Extracted entries
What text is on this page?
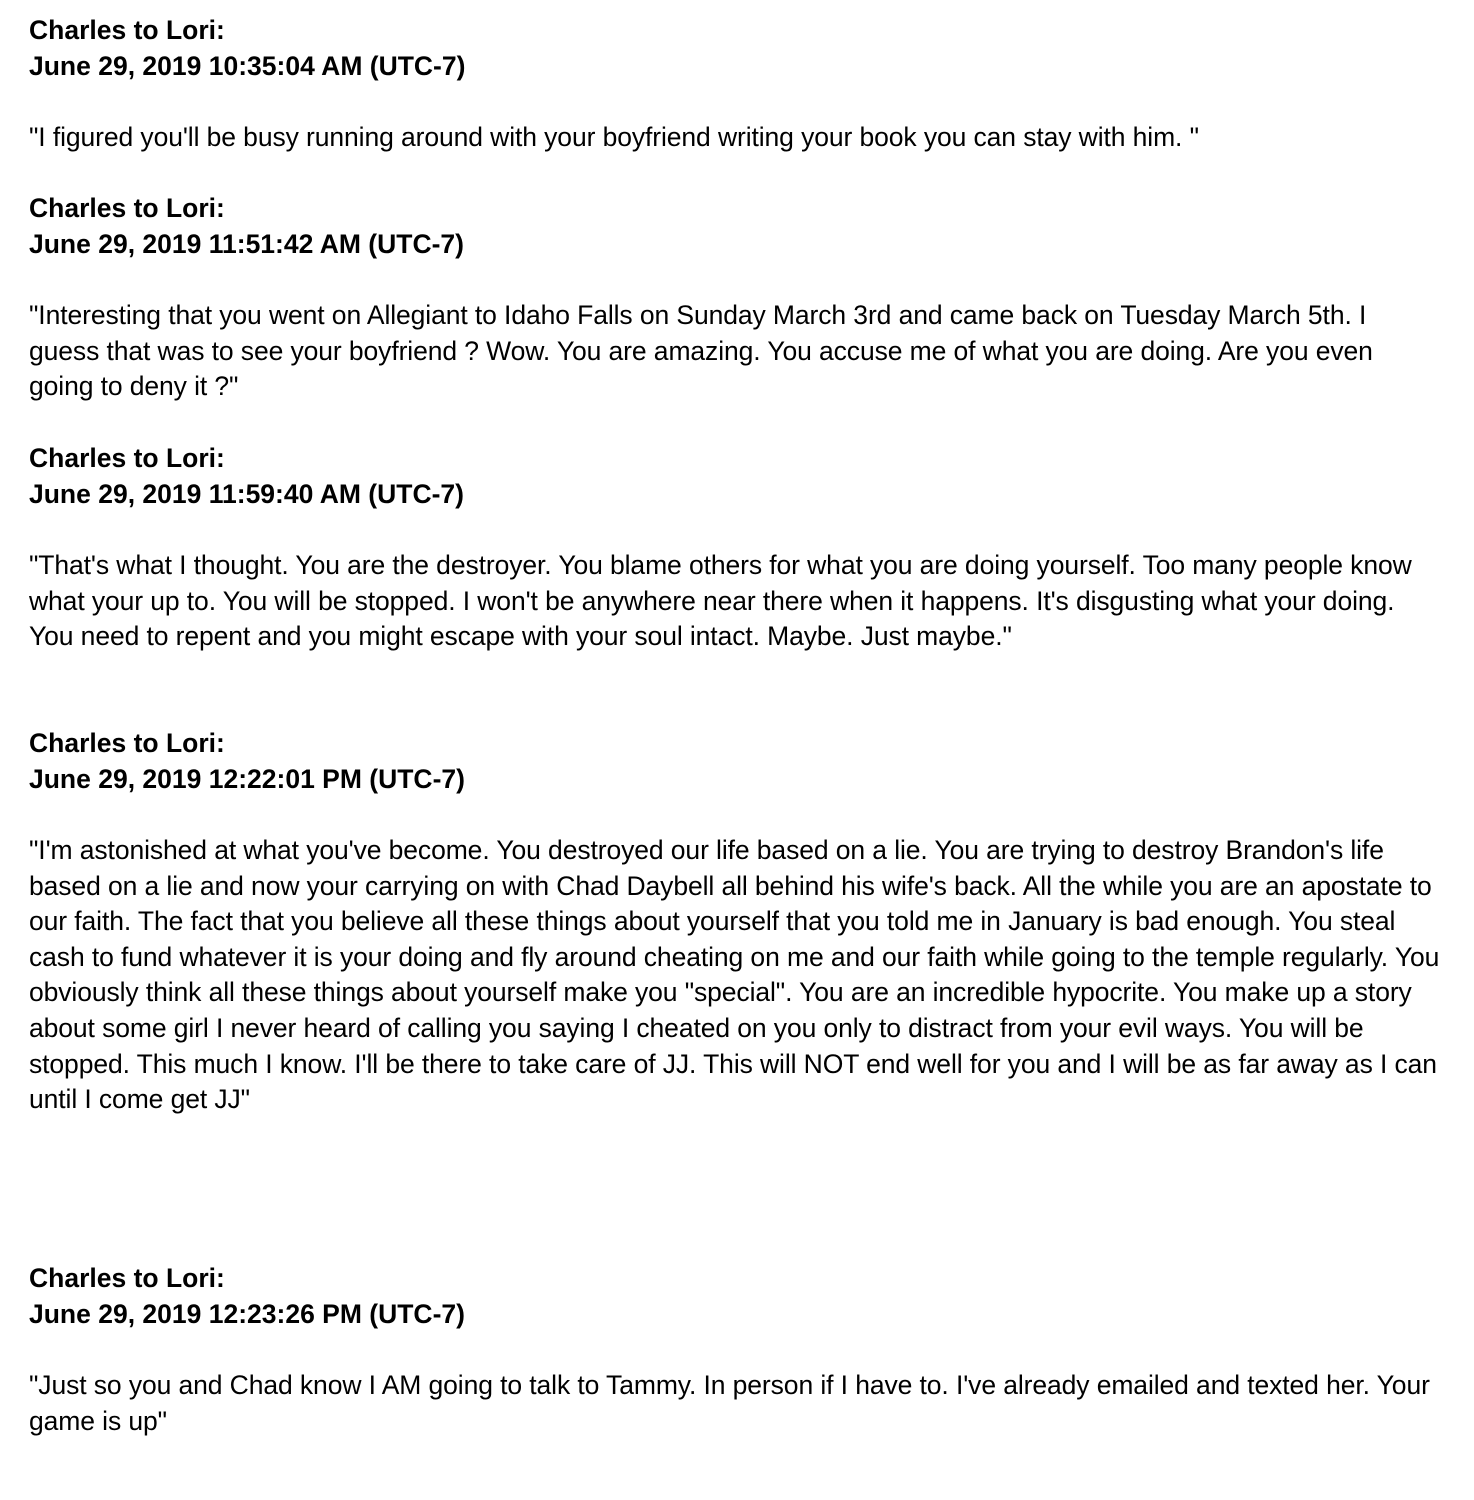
Charles to Lori:
June 29, 2019 10:35:04 AM (UTC-7)
"I figured you'll be busy running around with your boyfriend writing your book you can stay with him. "
Charles to Lori:
June 29, 2019 11:51:42 AM (UTC-7)
"Interesting that you went on Allegiant to Idaho Falls on Sunday March 3rd and came back on Tuesday March 5th. I guess that was to see your boyfriend ? Wow. You are amazing. You accuse me of what you are doing. Are you even going to deny it ?"
Charles to Lori:
June 29, 2019 11:59:40 AM (UTC-7)
"That's what I thought. You are the destroyer. You blame others for what you are doing yourself. Too many people know what your up to. You will be stopped. I won't be anywhere near there when it happens. It's disgusting what your doing. You need to repent and you might escape with your soul intact. Maybe. Just maybe."
Charles to Lori:
June 29, 2019 12:22:01 PM (UTC-7)
"I'm astonished at what you've become. You destroyed our life based on a lie. You are trying to destroy Brandon's life based on a lie and now your carrying on with Chad Daybell all behind his wife's back. All the while you are an apostate to our faith. The fact that you believe all these things about yourself that you told me in January is bad enough. You steal cash to fund whatever it is your doing and fly around cheating on me and our faith while going to the temple regularly. You obviously think all these things about yourself make you "special". You are an incredible hypocrite. You make up a story about some girl I never heard of calling you saying I cheated on you only to distract from your evil ways. You will be stopped. This much I know. I'll be there to take care of JJ. This will NOT end well for you and I will be as far away as I can until I come get JJ"
Charles to Lori:
June 29, 2019 12:23:26 PM (UTC-7)
"Just so you and Chad know I AM going to talk to Tammy. In person if I have to. I've already emailed and texted her. Your game is up"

Exercise
Write out each entry exactly as given, but skip the pictures.

Result of the exercise
What text is on this page?
Charles to Lori:
June 29, 2019 10:35:04 AM (UTC-7)
"I figured you'll be busy running around with your boyfriend writing your book you can stay with him. "
Charles to Lori:
June 29, 2019 11:51:42 AM (UTC-7)
"Interesting that you went on Allegiant to Idaho Falls on Sunday March 3rd and came back on Tuesday March 5th. I guess that was to see your boyfriend ? Wow. You are amazing. You accuse me of what you are doing. Are you even going to deny it ?"
Charles to Lori:
June 29, 2019 11:59:40 AM (UTC-7)
"That's what I thought. You are the destroyer. You blame others for what you are doing yourself. Too many people know what your up to. You will be stopped. I won't be anywhere near there when it happens. It's disgusting what your doing. You need to repent and you might escape with your soul intact. Maybe. Just maybe."
Charles to Lori:
June 29, 2019 12:22:01 PM (UTC-7)
"I'm astonished at what you've become. You destroyed our life based on a lie. You are trying to destroy Brandon's life based on a lie and now your carrying on with Chad Daybell all behind his wife's back. All the while you are an apostate to our faith. The fact that you believe all these things about yourself that you told me in January is bad enough. You steal cash to fund whatever it is your doing and fly around cheating on me and our faith while going to the temple regularly. You obviously think all these things about yourself make you "special". You are an incredible hypocrite. You make up a story about some girl I never heard of calling you saying I cheated on you only to distract from your evil ways. You will be stopped. This much I know. I'll be there to take care of JJ. This will NOT end well for you and I will be as far away as I can until I come get JJ"
Charles to Lori:
June 29, 2019 12:23:26 PM (UTC-7)
"Just so you and Chad know I AM going to talk to Tammy. In person if I have to. I've already emailed and texted her. Your game is up"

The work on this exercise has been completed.